• _Exercise instructions_
Pull out every line with the word "where" from the entries below.

• _Excerpted data_

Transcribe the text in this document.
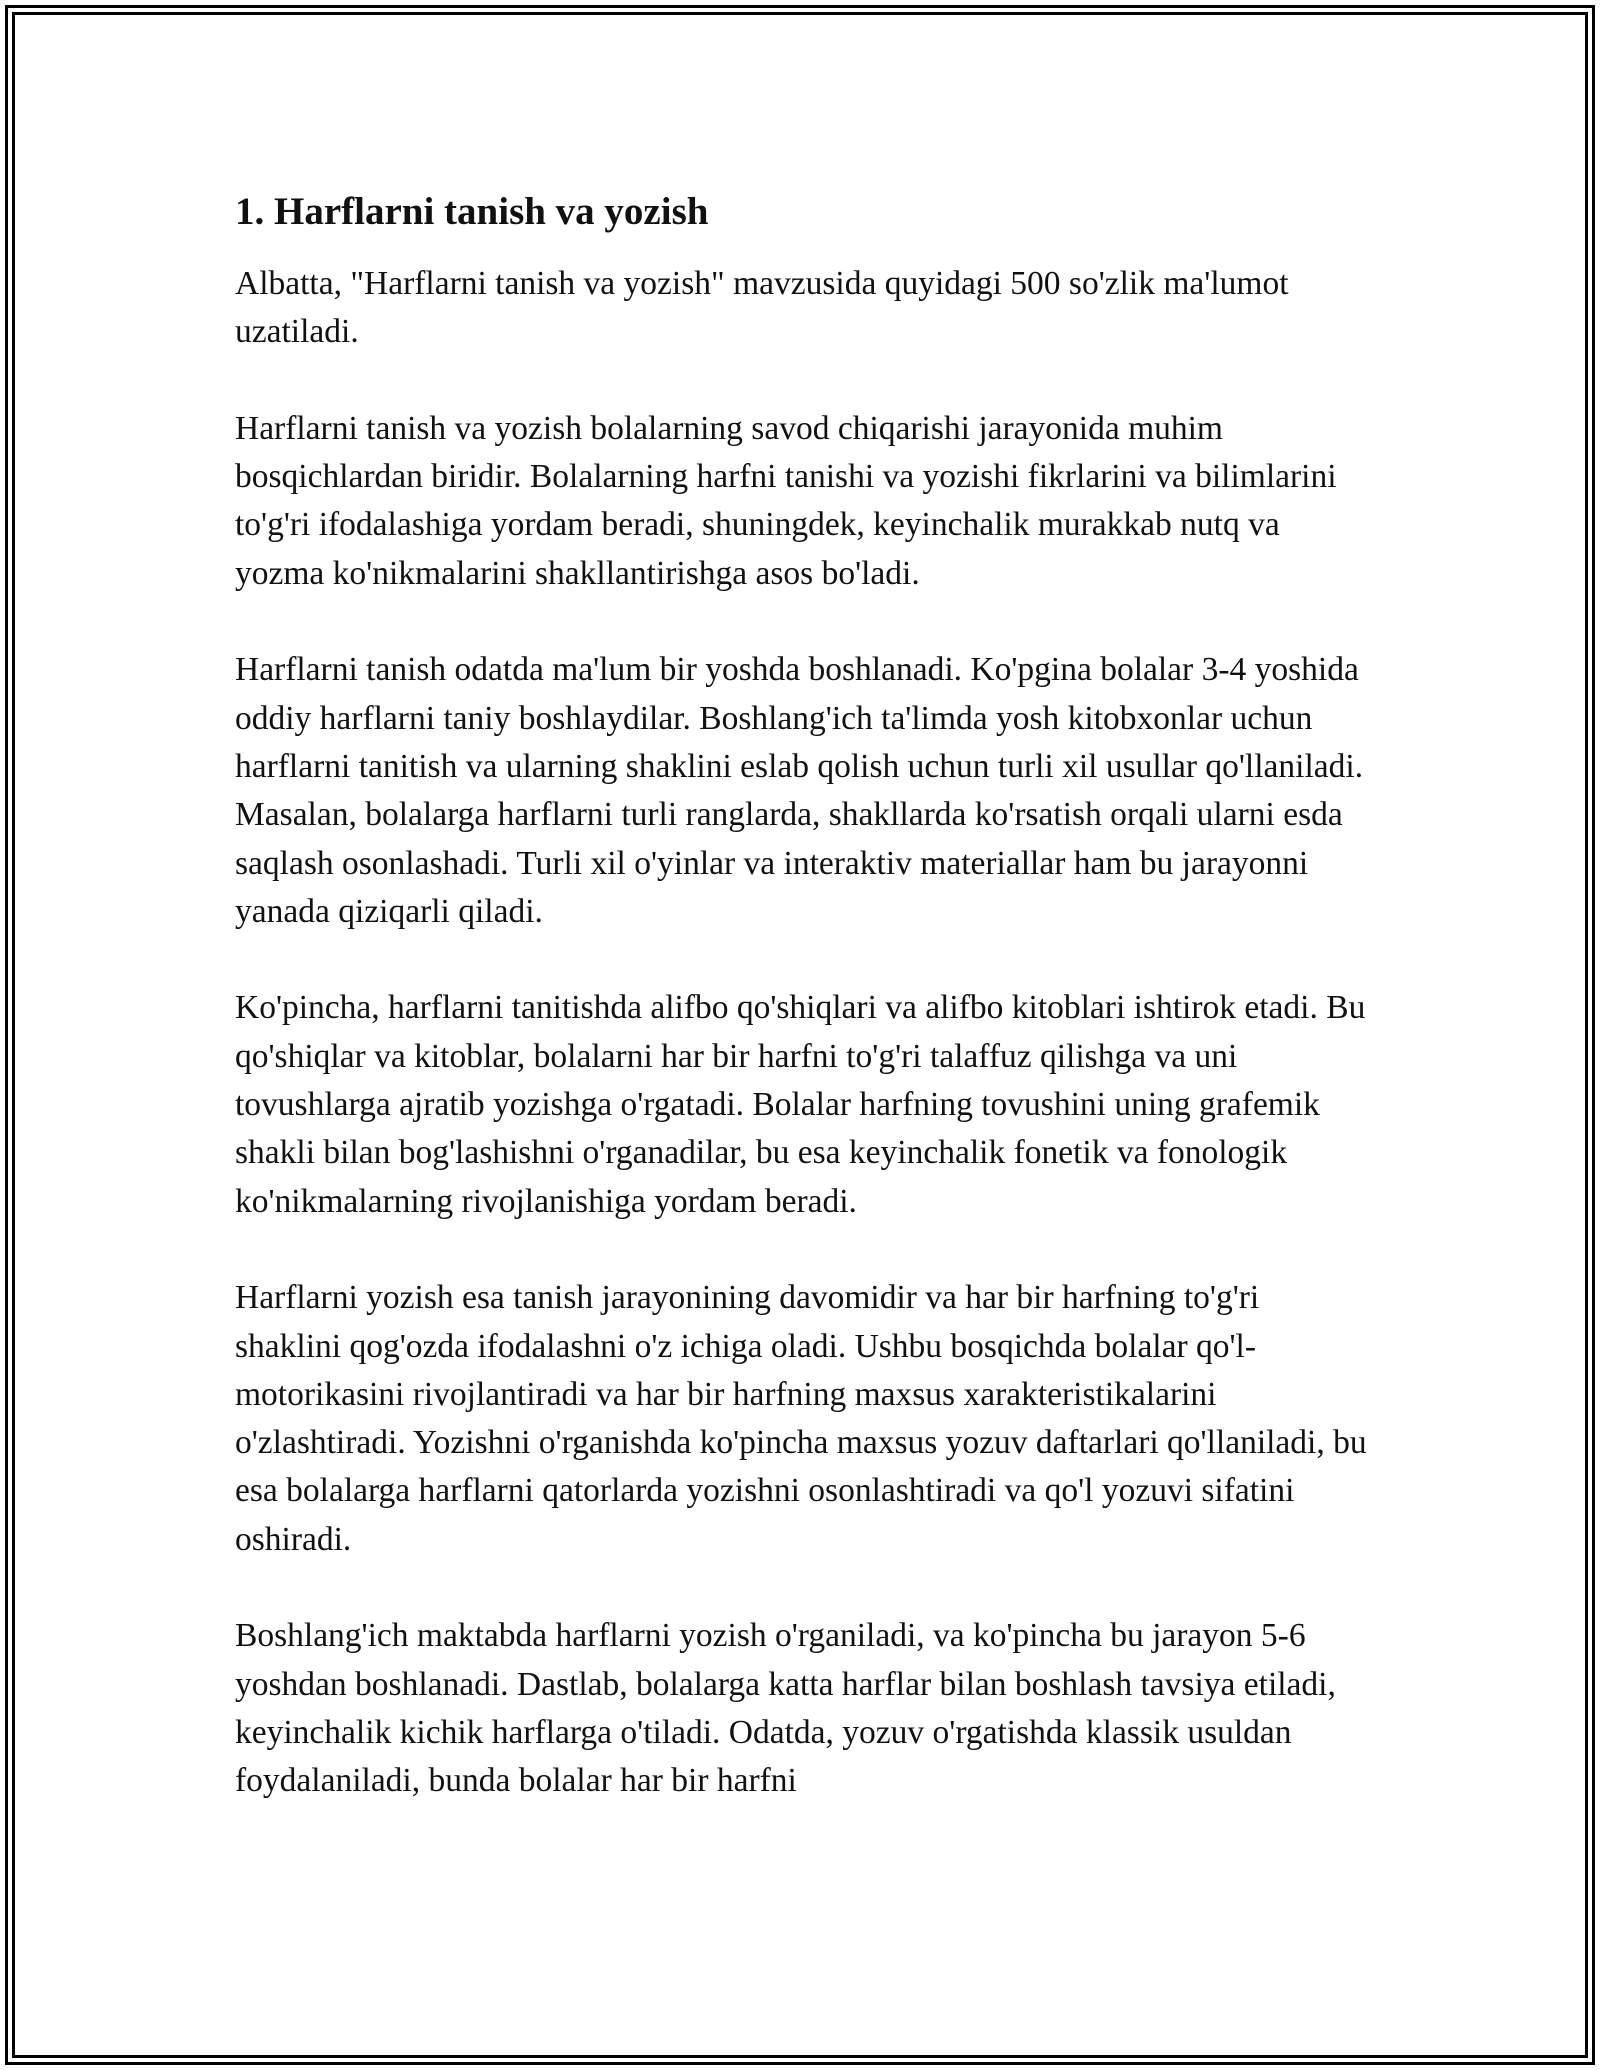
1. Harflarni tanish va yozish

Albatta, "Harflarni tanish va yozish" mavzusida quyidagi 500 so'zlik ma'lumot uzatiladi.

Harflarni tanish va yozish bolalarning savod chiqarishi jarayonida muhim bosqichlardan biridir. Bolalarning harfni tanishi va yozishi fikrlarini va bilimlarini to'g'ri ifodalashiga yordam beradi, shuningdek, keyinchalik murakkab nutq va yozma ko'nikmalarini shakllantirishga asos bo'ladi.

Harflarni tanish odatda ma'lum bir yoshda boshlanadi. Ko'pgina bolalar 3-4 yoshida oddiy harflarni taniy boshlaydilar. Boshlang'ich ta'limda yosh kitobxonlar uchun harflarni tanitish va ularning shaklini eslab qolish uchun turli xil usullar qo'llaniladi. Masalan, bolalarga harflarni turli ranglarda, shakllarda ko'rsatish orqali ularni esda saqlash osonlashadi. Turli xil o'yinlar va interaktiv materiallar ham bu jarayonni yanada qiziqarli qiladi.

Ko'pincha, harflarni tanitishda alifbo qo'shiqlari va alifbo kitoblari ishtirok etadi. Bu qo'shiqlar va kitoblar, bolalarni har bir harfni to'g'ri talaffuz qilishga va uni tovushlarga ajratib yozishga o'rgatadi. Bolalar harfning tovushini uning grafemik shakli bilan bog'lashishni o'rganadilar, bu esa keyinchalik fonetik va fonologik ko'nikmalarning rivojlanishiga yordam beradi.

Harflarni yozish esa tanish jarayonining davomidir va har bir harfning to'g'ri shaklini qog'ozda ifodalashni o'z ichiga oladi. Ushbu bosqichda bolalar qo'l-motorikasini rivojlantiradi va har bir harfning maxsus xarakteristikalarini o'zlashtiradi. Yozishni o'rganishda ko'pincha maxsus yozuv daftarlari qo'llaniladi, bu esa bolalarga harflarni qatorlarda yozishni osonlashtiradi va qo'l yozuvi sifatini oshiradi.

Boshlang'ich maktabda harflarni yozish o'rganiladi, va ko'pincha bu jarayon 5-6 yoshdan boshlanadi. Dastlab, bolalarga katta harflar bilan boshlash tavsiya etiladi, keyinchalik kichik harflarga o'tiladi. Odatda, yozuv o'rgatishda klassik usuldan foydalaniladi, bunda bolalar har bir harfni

* * *

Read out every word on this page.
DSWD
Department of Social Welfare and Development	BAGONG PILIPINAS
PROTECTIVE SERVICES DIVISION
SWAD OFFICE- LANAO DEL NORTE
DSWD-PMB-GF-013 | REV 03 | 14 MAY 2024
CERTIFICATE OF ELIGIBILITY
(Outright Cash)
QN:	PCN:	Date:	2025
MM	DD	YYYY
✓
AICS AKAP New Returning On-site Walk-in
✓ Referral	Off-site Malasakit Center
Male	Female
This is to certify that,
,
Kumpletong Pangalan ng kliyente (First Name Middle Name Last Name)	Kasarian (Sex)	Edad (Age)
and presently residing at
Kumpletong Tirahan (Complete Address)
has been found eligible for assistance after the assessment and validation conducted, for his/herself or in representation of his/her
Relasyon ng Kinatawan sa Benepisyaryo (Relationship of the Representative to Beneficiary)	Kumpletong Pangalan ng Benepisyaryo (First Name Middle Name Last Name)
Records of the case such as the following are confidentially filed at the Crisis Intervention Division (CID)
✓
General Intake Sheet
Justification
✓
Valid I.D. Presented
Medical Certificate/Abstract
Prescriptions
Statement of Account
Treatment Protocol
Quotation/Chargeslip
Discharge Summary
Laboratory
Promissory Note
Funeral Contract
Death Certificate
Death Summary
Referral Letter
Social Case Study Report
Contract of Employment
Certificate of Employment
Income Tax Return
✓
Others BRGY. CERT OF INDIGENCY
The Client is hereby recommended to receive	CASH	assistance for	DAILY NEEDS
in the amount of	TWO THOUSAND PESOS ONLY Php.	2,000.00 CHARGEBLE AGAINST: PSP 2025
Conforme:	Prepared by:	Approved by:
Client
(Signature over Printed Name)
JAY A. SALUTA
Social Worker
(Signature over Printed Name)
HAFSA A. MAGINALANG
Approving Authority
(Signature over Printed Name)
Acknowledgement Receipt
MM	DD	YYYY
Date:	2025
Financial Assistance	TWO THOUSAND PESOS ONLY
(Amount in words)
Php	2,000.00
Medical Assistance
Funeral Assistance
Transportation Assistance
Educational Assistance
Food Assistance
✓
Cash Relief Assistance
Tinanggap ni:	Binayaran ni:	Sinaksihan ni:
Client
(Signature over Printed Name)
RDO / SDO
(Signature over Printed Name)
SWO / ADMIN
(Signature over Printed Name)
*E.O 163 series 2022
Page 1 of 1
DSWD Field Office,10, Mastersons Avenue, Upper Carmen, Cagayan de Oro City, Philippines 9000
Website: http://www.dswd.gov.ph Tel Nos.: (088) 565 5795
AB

==

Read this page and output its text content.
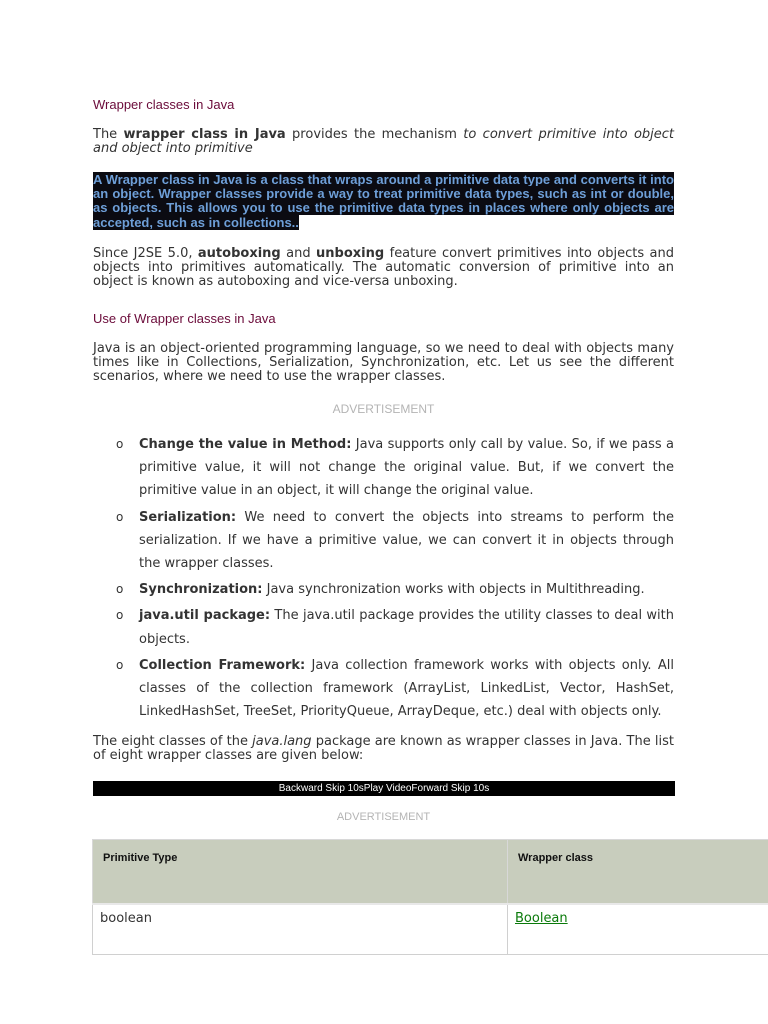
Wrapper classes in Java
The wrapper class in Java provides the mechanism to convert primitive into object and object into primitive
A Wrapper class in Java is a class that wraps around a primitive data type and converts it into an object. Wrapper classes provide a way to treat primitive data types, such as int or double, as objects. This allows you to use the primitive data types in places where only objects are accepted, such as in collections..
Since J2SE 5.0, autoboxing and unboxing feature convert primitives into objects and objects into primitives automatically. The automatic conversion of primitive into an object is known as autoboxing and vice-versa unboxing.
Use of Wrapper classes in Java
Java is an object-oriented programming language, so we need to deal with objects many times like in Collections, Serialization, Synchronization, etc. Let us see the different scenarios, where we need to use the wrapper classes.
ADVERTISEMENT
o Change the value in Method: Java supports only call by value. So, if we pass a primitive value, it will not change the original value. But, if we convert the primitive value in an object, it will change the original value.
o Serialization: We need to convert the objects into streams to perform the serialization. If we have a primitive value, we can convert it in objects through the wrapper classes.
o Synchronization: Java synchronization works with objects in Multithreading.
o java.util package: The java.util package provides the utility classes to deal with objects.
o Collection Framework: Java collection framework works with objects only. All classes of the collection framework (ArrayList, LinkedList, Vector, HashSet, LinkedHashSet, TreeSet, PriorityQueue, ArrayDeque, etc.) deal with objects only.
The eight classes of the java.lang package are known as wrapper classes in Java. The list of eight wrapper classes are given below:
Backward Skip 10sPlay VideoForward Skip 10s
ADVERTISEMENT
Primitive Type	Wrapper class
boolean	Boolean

• _Problem solution_
A Wrapper class in Java is a class that wraps around a primitive data type and converts it into an object. Wrapper classes provide a way to treat primitive data types, such as int or double, as objects. This allows you to use the primitive data types in places where only objects are accepted, such as in collections..
Java is an object-oriented programming language, so we need to deal with objects many times like in Collections, Serialization, Synchronization, etc. Let us see the different scenarios, where we need to use the wrapper classes.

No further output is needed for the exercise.